__SET EXERCISE__
Everything from the line that contains "OCR this image." through the final line of the records should be written out exactly, and nothing outside that span.

[BEGIN ENTRIES SUPPLIED]

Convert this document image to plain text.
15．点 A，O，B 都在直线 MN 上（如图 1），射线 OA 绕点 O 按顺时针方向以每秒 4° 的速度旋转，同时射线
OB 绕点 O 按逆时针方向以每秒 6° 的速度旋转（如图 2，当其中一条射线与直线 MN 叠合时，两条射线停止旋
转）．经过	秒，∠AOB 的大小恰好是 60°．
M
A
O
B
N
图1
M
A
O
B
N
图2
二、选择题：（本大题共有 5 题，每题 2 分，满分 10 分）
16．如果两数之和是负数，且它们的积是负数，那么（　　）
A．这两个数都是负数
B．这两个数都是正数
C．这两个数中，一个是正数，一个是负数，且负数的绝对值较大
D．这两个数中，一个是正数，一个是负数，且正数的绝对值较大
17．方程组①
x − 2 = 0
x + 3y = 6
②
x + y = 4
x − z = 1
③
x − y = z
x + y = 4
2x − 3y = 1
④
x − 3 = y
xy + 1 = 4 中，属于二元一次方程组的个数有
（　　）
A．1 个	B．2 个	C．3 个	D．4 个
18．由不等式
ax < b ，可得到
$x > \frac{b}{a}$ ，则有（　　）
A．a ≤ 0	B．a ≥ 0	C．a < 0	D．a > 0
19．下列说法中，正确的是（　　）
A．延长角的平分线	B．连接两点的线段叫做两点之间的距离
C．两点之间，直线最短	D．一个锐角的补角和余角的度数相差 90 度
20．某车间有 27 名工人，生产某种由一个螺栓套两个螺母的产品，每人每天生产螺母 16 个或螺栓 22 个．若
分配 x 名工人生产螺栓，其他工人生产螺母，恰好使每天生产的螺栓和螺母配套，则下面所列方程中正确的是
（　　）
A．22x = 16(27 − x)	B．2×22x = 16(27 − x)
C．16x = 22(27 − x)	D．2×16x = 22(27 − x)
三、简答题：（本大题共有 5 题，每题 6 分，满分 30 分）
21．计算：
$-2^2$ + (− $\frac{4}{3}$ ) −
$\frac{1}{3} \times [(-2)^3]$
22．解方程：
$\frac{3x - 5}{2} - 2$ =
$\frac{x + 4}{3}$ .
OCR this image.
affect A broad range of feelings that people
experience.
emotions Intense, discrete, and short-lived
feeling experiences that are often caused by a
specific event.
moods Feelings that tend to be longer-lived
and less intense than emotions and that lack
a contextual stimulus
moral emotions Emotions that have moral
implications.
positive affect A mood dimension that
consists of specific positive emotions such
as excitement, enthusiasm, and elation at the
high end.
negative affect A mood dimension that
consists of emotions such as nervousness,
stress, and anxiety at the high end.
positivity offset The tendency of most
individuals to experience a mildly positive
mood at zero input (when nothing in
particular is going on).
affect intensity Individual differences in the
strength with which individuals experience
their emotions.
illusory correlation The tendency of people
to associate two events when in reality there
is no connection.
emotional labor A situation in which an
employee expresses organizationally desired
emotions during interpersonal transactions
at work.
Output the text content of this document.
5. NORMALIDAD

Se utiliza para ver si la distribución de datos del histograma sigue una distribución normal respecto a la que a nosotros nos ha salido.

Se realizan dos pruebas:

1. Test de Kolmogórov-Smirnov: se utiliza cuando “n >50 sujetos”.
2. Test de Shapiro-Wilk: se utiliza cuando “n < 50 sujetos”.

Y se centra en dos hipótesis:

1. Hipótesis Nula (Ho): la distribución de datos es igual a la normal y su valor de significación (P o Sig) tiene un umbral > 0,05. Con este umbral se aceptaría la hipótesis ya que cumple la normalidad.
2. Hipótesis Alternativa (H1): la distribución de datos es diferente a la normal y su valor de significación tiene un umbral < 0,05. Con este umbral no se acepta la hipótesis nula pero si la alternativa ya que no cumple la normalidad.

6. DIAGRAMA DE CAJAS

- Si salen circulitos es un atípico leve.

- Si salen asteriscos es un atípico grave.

[END ENTRIES SUPPLIED]

__RESPONSE TO THIS TASK__
OCR this image.
affect A broad range of feelings that people
experience.
emotions Intense, discrete, and short-lived
feeling experiences that are often caused by a
specific event.
moods Feelings that tend to be longer-lived
and less intense than emotions and that lack
a contextual stimulus
moral emotions Emotions that have moral
implications.
positive affect A mood dimension that
consists of specific positive emotions such
as excitement, enthusiasm, and elation at the
high end.
negative affect A mood dimension that
consists of emotions such as nervousness,
stress, and anxiety at the high end.
positivity offset The tendency of most
individuals to experience a mildly positive
mood at zero input (when nothing in
particular is going on).
affect intensity Individual differences in the
strength with which individuals experience
their emotions.
illusory correlation The tendency of people
to associate two events when in reality there
is no connection.
emotional labor A situation in which an
employee expresses organizationally desired
emotions during interpersonal transactions
at work.
Output the text content of this document.
5. NORMALIDAD

Se utiliza para ver si la distribución de datos del histograma sigue una distribución normal respecto a la que a nosotros nos ha salido.

Se realizan dos pruebas:

1. Test de Kolmogórov-Smirnov: se utiliza cuando “n >50 sujetos”.
2. Test de Shapiro-Wilk: se utiliza cuando “n < 50 sujetos”.

Y se centra en dos hipótesis:

1. Hipótesis Nula (Ho): la distribución de datos es igual a la normal y su valor de significación (P o Sig) tiene un umbral > 0,05. Con este umbral se aceptaría la hipótesis ya que cumple la normalidad.
2. Hipótesis Alternativa (H1): la distribución de datos es diferente a la normal y su valor de significación tiene un umbral < 0,05. Con este umbral no se acepta la hipótesis nula pero si la alternativa ya que no cumple la normalidad.

6. DIAGRAMA DE CAJAS

- Si salen circulitos es un atípico leve.

- Si salen asteriscos es un atípico grave.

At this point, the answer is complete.